Transcribe the records below exactly as they appear, omitting any pictures.

Records contained in a dataset
>> START

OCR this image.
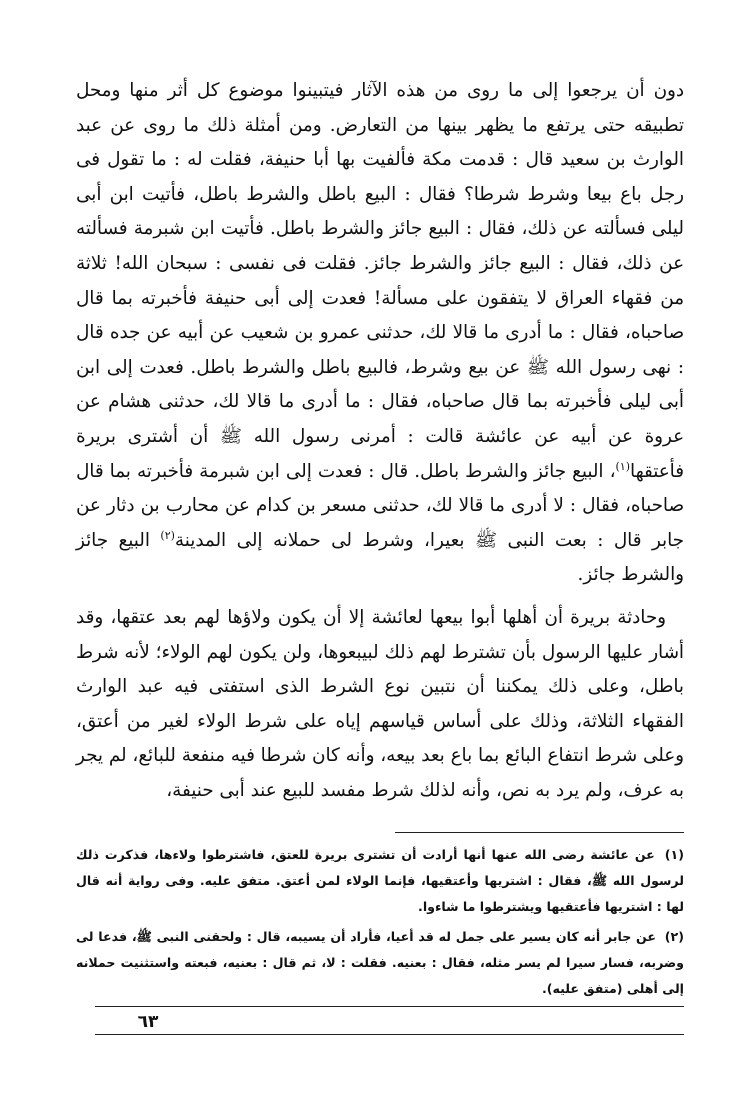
دون أن يرجعوا إلى ما روى من هذه الآثار فيتبينوا موضوع كل أثر منها ومحل تطبيقه حتى يرتفع ما يظهر بينها من التعارض. ومن أمثلة ذلك ما روى عن عبد الوارث بن سعيد قال : قدمت مكة فألفيت بها أبا حنيفة، فقلت له : ما تقول فى رجل باع بيعا وشرط شرطا؟ فقال : البيع باطل والشرط باطل، فأتيت ابن أبى ليلى فسألته عن ذلك، فقال : البيع جائز والشرط باطل. فأتيت ابن شبرمة فسألته عن ذلك، فقال : البيع جائز والشرط جائز. فقلت فى نفسى : سبحان الله! ثلاثة من فقهاء العراق لا يتفقون على مسألة! فعدت إلى أبى حنيفة فأخبرته بما قال صاحباه، فقال : ما أدرى ما قالا لك، حدثنى عمرو بن شعيب عن أبيه عن جده قال : نهى رسول الله ﷺ عن بيع وشرط، فالبيع باطل والشرط باطل. فعدت إلى ابن أبى ليلى فأخبرته بما قال صاحباه، فقال : ما أدرى ما قالا لك، حدثنى هشام عن عروة عن أبيه عن عائشة قالت : أمرنى رسول الله ﷺ أن أشترى بريرة فأعتقها$^{(١)}$، البيع جائز والشرط باطل. قال : فعدت إلى ابن شبرمة فأخبرته بما قال صاحباه، فقال : لا أدرى ما قالا لك، حدثنى مسعر بن كدام عن محارب بن دثار عن جابر قال : بعت النبى ﷺ بعيرا، وشرط لى حملانه إلى المدينة$^{(٢)}$ البيع جائز والشرط جائز.

وحادثة بريرة أن أهلها أبوا بيعها لعائشة إلا أن يكون ولاؤها لهم بعد عتقها، وقد أشار عليها الرسول بأن تشترط لهم ذلك لبيبعوها، ولن يكون لهم الولاء؛ لأنه شرط باطل، وعلى ذلك يمكننا أن نتبين نوع الشرط الذى استفتى فيه عبد الوارث الفقهاء الثلاثة، وذلك على أساس قياسهم إياه على شرط الولاء لغير من أعتق، وعلى شرط انتفاع البائع بما باع بعد بيعه، وأنه كان شرطا فيه منفعة للبائع، لم يجر به عرف، ولم يرد به نص، وأنه لذلك شرط مفسد للبيع عند أبى حنيفة،

(١) عن عائشة رضى الله عنها أنها أرادت أن تشترى بريرة للعتق، فاشترطوا ولاءها، فذكرت ذلك لرسول الله ﷺ، فقال : اشتريها وأعتقيها، فإنما الولاء لمن أعتق. متفق عليه. وفى رواية أنه قال لها : اشتريها فأعتقيها ويشترطوا ما شاءوا.

(٢) عن جابر أنه كان يسير على جمل له قد أعيا، فأراد أن يسيبه، قال : ولحقنى النبى ﷺ، فدعا لى وضربه، فسار سيرا لم يسر مثله، فقال : بعنيه. فقلت : لا، ثم قال : بعنيه، فبعته واستثنيت حملانه إلى أهلى (متفق عليه).

٦٣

>> END

RESULT BELOW:
OCR this image.
دون أن يرجعوا إلى ما روى من هذه الآثار فيتبينوا موضوع كل أثر منها ومحل تطبيقه حتى يرتفع ما يظهر بينها من التعارض. ومن أمثلة ذلك ما روى عن عبد الوارث بن سعيد قال : قدمت مكة فألفيت بها أبا حنيفة، فقلت له : ما تقول فى رجل باع بيعا وشرط شرطا؟ فقال : البيع باطل والشرط باطل، فأتيت ابن أبى ليلى فسألته عن ذلك، فقال : البيع جائز والشرط باطل. فأتيت ابن شبرمة فسألته عن ذلك، فقال : البيع جائز والشرط جائز. فقلت فى نفسى : سبحان الله! ثلاثة من فقهاء العراق لا يتفقون على مسألة! فعدت إلى أبى حنيفة فأخبرته بما قال صاحباه، فقال : ما أدرى ما قالا لك، حدثنى عمرو بن شعيب عن أبيه عن جده قال : نهى رسول الله ﷺ عن بيع وشرط، فالبيع باطل والشرط باطل. فعدت إلى ابن أبى ليلى فأخبرته بما قال صاحباه، فقال : ما أدرى ما قالا لك، حدثنى هشام عن عروة عن أبيه عن عائشة قالت : أمرنى رسول الله ﷺ أن أشترى بريرة فأعتقها$^{(١)}$، البيع جائز والشرط باطل. قال : فعدت إلى ابن شبرمة فأخبرته بما قال صاحباه، فقال : لا أدرى ما قالا لك، حدثنى مسعر بن كدام عن محارب بن دثار عن جابر قال : بعت النبى ﷺ بعيرا، وشرط لى حملانه إلى المدينة$^{(٢)}$ البيع جائز والشرط جائز.

وحادثة بريرة أن أهلها أبوا بيعها لعائشة إلا أن يكون ولاؤها لهم بعد عتقها، وقد أشار عليها الرسول بأن تشترط لهم ذلك لبيبعوها، ولن يكون لهم الولاء؛ لأنه شرط باطل، وعلى ذلك يمكننا أن نتبين نوع الشرط الذى استفتى فيه عبد الوارث الفقهاء الثلاثة، وذلك على أساس قياسهم إياه على شرط الولاء لغير من أعتق، وعلى شرط انتفاع البائع بما باع بعد بيعه، وأنه كان شرطا فيه منفعة للبائع، لم يجر به عرف، ولم يرد به نص، وأنه لذلك شرط مفسد للبيع عند أبى حنيفة،

(١) عن عائشة رضى الله عنها أنها أرادت أن تشترى بريرة للعتق، فاشترطوا ولاءها، فذكرت ذلك لرسول الله ﷺ، فقال : اشتريها وأعتقيها، فإنما الولاء لمن أعتق. متفق عليه. وفى رواية أنه قال لها : اشتريها فأعتقيها ويشترطوا ما شاءوا.

(٢) عن جابر أنه كان يسير على جمل له قد أعيا، فأراد أن يسيبه، قال : ولحقنى النبى ﷺ، فدعا لى وضربه، فسار سيرا لم يسر مثله، فقال : بعنيه. فقلت : لا، ثم قال : بعنيه، فبعته واستثنيت حملانه إلى أهلى (متفق عليه).

٦٣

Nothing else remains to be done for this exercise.